§ **Instructions to follow**:
The records that follow must be reproduced in full, exactly as written.

§ **Listed entries**:
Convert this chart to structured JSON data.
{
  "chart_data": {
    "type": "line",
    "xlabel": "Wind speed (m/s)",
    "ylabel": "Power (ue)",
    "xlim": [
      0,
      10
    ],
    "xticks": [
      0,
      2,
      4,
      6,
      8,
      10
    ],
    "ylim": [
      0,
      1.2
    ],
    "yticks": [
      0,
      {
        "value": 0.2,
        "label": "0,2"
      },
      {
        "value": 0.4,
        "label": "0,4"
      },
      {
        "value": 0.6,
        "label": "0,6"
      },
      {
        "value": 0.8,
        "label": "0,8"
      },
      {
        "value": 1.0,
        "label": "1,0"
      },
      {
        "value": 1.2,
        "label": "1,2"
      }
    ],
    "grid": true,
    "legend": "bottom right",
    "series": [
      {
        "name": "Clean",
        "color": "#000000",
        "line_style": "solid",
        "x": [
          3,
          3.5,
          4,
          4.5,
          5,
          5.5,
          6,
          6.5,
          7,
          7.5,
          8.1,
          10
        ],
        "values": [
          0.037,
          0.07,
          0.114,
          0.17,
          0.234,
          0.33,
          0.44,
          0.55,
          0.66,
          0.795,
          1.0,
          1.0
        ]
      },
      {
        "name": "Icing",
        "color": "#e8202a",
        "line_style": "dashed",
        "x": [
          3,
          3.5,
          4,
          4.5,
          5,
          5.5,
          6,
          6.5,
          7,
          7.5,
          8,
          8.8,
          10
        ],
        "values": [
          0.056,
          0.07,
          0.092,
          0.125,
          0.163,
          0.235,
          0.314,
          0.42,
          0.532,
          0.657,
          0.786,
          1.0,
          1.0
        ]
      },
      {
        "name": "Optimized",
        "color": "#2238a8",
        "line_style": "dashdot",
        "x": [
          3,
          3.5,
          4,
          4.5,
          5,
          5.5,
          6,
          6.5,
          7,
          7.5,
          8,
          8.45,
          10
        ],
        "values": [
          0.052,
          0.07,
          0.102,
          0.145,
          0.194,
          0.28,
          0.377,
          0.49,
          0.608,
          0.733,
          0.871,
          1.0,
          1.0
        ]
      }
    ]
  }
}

§ **Solved problem**:
Convert this chart to structured JSON data.
{
  "chart_data": {
    "type": "line",
    "xlabel": "Wind speed (m/s)",
    "ylabel": "Power (ue)",
    "xlim": [
      0,
      10
    ],
    "xticks": [
      0,
      2,
      4,
      6,
      8,
      10
    ],
    "ylim": [
      0,
      1.2
    ],
    "yticks": [
      0,
      {
        "value": 0.2,
        "label": "0,2"
      },
      {
        "value": 0.4,
        "label": "0,4"
      },
      {
        "value": 0.6,
        "label": "0,6"
      },
      {
        "value": 0.8,
        "label": "0,8"
      },
      {
        "value": 1.0,
        "label": "1,0"
      },
      {
        "value": 1.2,
        "label": "1,2"
      }
    ],
    "grid": true,
    "legend": "bottom right",
    "series": [
      {
        "name": "Clean",
        "color": "#000000",
        "line_style": "solid",
        "x": [
          3,
          3.5,
          4,
          4.5,
          5,
          5.5,
          6,
          6.5,
          7,
          7.5,
          8.1,
          10
        ],
        "values": [
          0.037,
          0.07,
          0.114,
          0.17,
          0.234,
          0.33,
          0.44,
          0.55,
          0.66,
          0.795,
          1.0,
          1.0
        ]
      },
      {
        "name": "Icing",
        "color": "#e8202a",
        "line_style": "dashed",
        "x": [
          3,
          3.5,
          4,
          4.5,
          5,
          5.5,
          6,
          6.5,
          7,
          7.5,
          8,
          8.8,
          10
        ],
        "values": [
          0.056,
          0.07,
          0.092,
          0.125,
          0.163,
          0.235,
          0.314,
          0.42,
          0.532,
          0.657,
          0.786,
          1.0,
          1.0
        ]
      },
      {
        "name": "Optimized",
        "color": "#2238a8",
        "line_style": "dashdot",
        "x": [
          3,
          3.5,
          4,
          4.5,
          5,
          5.5,
          6,
          6.5,
          7,
          7.5,
          8,
          8.45,
          10
        ],
        "values": [
          0.052,
          0.07,
          0.102,
          0.145,
          0.194,
          0.28,
          0.377,
          0.49,
          0.608,
          0.733,
          0.871,
          1.0,
          1.0
        ]
      }
    ]
  }
}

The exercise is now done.